**WHAT YOU SHOULD DO**
Across the listing below, count the lines that mention the string "this". Reply with the figure only.
====== MATERIAL FOR THE TASK
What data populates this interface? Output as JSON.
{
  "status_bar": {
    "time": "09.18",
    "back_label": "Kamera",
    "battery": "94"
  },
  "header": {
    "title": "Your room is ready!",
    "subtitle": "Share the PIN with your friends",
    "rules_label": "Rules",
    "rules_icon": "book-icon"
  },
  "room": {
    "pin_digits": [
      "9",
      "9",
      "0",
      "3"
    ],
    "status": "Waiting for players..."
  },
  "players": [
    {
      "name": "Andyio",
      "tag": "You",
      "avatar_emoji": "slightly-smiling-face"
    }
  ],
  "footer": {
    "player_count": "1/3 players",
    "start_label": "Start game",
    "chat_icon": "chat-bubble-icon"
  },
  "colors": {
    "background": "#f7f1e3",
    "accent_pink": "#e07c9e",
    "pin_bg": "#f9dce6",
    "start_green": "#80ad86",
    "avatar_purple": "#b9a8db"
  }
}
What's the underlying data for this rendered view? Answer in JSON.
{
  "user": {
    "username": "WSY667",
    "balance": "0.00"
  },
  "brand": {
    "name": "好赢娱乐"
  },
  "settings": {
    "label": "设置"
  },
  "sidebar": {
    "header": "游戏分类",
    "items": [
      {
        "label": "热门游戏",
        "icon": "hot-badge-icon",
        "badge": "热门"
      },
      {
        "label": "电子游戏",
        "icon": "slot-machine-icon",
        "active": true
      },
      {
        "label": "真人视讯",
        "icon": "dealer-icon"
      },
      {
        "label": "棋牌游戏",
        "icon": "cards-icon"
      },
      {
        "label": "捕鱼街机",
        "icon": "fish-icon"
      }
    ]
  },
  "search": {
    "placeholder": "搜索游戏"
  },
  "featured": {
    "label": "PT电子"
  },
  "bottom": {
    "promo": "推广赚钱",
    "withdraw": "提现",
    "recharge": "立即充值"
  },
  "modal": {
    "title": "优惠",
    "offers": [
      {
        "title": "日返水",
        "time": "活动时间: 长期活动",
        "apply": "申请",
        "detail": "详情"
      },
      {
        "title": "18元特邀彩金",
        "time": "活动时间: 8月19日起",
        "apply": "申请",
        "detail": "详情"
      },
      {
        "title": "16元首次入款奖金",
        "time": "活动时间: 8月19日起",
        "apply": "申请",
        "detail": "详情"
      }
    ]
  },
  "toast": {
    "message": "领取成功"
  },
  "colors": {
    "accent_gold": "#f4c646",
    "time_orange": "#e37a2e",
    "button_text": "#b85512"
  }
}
============
**ANSWER TO THE TASK**
2